WHAT YOU ARE ASKED TO DO:
Establish how many lines in the material include the string "Synchronous" and report it as a lone number.

╭─ SUPPLIED INFORMATION

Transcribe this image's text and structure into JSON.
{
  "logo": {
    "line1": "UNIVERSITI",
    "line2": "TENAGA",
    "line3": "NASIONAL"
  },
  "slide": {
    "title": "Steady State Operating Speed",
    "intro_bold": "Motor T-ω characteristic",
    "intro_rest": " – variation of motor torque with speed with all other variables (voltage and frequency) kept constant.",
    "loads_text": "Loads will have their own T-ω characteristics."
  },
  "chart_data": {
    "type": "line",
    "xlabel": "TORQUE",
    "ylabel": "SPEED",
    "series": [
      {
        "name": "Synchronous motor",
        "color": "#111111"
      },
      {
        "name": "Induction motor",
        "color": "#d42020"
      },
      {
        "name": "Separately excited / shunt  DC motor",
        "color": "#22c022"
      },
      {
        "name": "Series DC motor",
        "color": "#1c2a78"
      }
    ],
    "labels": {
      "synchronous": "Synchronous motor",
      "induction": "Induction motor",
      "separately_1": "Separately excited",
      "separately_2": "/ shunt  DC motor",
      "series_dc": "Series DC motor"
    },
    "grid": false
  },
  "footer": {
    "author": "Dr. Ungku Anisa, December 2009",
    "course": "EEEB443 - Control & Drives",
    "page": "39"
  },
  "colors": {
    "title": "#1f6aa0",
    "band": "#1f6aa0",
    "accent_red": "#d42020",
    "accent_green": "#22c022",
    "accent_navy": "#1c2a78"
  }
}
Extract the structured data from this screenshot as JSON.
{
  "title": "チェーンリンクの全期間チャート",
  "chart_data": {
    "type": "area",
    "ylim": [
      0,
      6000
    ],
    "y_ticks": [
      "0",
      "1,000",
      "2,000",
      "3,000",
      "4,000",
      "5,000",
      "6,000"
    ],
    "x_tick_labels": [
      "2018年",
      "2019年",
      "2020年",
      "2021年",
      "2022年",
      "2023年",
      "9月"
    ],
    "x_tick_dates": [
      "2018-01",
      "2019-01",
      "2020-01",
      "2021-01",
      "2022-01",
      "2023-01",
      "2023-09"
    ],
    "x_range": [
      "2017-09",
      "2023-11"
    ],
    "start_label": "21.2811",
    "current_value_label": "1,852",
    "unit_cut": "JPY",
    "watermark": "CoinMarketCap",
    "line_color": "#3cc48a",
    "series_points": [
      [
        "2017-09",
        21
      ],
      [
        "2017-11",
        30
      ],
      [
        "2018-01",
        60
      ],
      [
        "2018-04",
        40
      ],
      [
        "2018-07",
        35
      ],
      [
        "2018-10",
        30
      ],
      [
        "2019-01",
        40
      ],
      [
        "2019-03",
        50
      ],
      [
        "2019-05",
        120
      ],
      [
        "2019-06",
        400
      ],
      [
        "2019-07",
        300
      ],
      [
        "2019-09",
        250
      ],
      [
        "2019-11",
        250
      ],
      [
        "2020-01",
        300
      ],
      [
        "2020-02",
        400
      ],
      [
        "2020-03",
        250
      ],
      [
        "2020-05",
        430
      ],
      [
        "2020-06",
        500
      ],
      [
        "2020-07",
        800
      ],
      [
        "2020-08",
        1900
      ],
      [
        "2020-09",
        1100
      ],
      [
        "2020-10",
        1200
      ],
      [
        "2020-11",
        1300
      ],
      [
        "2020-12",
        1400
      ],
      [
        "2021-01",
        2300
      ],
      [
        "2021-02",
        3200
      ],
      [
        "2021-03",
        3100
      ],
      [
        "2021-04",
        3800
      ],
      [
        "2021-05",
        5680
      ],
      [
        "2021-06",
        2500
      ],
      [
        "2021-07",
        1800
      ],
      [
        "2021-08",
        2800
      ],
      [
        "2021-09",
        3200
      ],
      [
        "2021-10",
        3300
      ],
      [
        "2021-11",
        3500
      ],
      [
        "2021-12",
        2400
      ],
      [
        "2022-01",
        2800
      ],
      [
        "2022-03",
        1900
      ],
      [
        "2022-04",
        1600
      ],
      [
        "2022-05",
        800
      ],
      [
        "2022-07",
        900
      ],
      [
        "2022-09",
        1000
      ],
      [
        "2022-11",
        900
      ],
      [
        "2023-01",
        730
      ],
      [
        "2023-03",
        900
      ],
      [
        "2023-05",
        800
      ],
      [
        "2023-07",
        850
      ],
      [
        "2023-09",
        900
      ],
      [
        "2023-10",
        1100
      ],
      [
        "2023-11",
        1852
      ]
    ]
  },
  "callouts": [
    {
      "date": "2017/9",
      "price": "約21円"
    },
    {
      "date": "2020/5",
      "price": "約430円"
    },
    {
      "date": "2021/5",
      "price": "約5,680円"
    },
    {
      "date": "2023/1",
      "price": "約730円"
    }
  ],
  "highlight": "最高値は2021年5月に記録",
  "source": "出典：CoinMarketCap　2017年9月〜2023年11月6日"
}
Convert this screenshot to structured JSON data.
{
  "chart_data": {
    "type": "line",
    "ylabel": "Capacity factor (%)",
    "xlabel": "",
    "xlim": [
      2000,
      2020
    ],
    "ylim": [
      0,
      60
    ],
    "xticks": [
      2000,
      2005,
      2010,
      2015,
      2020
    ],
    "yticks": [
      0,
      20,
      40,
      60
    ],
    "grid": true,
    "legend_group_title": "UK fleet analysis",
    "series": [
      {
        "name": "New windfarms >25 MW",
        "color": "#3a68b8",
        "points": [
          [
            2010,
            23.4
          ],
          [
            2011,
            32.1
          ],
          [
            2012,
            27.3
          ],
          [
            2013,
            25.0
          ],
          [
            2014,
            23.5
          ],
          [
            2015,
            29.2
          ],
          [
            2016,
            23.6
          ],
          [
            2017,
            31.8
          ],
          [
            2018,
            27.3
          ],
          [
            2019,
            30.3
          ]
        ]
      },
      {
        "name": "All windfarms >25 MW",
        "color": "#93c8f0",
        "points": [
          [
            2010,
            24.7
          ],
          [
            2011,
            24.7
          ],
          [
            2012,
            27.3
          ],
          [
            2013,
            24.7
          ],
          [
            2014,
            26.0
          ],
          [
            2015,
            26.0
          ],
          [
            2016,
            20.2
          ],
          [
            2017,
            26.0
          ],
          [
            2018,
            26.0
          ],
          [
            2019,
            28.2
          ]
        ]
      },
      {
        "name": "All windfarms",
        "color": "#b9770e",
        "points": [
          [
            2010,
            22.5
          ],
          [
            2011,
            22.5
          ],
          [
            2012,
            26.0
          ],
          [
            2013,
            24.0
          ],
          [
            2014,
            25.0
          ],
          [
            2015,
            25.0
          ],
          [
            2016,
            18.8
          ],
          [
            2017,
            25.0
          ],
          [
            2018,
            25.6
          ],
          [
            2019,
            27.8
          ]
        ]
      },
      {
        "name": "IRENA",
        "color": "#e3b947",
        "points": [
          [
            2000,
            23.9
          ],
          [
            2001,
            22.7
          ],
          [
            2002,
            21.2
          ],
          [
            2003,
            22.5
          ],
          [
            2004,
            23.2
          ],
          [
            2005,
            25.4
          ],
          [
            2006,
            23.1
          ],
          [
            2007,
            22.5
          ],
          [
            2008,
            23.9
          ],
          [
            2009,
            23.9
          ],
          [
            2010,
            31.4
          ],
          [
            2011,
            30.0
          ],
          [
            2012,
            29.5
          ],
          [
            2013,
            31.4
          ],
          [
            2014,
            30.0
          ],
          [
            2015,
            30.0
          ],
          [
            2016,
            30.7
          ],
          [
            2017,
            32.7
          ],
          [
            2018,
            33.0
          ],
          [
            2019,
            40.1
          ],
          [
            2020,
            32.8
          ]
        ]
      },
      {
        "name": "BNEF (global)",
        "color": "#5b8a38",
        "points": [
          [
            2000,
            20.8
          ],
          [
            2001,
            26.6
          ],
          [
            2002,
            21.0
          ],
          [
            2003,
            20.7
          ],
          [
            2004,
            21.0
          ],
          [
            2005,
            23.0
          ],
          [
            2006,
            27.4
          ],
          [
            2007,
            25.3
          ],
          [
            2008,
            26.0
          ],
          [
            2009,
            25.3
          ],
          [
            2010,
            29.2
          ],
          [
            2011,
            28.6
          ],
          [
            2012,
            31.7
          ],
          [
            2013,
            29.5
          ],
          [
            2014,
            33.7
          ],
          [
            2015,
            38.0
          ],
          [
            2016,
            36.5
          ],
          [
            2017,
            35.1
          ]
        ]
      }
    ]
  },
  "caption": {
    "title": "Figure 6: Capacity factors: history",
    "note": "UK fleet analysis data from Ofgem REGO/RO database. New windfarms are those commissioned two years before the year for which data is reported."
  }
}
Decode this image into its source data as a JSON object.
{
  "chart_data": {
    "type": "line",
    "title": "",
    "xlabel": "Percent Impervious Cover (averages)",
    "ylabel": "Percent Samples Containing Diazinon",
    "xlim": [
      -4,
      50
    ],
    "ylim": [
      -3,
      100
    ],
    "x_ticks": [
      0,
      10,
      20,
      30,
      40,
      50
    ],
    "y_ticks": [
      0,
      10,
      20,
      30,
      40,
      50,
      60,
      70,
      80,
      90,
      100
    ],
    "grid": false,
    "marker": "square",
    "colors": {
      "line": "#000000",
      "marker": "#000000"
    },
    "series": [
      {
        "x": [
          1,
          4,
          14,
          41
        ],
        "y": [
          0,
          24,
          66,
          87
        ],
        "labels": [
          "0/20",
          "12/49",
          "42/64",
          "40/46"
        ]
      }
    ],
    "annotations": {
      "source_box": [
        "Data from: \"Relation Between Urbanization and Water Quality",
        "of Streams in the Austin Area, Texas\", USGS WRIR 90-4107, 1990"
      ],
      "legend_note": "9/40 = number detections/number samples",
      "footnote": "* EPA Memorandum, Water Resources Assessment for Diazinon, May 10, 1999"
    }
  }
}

╰─

RESULT FOR THIS EXERCISE:
2